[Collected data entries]
*-*-*
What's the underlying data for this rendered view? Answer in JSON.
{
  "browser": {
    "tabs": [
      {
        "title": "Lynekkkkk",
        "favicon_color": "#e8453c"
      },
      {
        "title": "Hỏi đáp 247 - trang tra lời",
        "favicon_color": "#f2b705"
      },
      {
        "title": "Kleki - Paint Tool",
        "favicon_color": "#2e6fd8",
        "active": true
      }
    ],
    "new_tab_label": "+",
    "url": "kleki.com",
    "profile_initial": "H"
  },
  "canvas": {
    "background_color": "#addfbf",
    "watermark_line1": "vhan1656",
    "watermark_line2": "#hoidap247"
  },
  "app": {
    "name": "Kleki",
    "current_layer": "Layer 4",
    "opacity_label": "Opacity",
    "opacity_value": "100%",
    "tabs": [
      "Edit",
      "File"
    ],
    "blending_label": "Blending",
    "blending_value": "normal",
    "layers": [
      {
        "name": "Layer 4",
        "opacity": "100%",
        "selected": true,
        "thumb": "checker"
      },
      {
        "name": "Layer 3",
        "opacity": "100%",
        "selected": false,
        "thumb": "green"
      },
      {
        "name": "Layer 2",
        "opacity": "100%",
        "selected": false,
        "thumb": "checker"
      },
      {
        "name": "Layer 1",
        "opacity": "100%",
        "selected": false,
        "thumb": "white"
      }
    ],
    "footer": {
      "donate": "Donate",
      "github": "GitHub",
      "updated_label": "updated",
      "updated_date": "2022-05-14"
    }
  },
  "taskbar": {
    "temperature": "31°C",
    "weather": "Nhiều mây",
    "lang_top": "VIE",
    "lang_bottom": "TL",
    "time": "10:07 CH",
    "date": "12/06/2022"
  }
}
*-*-*
## What to work on
Extract the listing in its entirety and repeat it exactly.

## Finished answer
What's the underlying data for this rendered view? Answer in JSON.
{
  "browser": {
    "tabs": [
      {
        "title": "Lynekkkkk",
        "favicon_color": "#e8453c"
      },
      {
        "title": "Hỏi đáp 247 - trang tra lời",
        "favicon_color": "#f2b705"
      },
      {
        "title": "Kleki - Paint Tool",
        "favicon_color": "#2e6fd8",
        "active": true
      }
    ],
    "new_tab_label": "+",
    "url": "kleki.com",
    "profile_initial": "H"
  },
  "canvas": {
    "background_color": "#addfbf",
    "watermark_line1": "vhan1656",
    "watermark_line2": "#hoidap247"
  },
  "app": {
    "name": "Kleki",
    "current_layer": "Layer 4",
    "opacity_label": "Opacity",
    "opacity_value": "100%",
    "tabs": [
      "Edit",
      "File"
    ],
    "blending_label": "Blending",
    "blending_value": "normal",
    "layers": [
      {
        "name": "Layer 4",
        "opacity": "100%",
        "selected": true,
        "thumb": "checker"
      },
      {
        "name": "Layer 3",
        "opacity": "100%",
        "selected": false,
        "thumb": "green"
      },
      {
        "name": "Layer 2",
        "opacity": "100%",
        "selected": false,
        "thumb": "checker"
      },
      {
        "name": "Layer 1",
        "opacity": "100%",
        "selected": false,
        "thumb": "white"
      }
    ],
    "footer": {
      "donate": "Donate",
      "github": "GitHub",
      "updated_label": "updated",
      "updated_date": "2022-05-14"
    }
  },
  "taskbar": {
    "temperature": "31°C",
    "weather": "Nhiều mây",
    "lang_top": "VIE",
    "lang_bottom": "TL",
    "time": "10:07 CH",
    "date": "12/06/2022"
  }
}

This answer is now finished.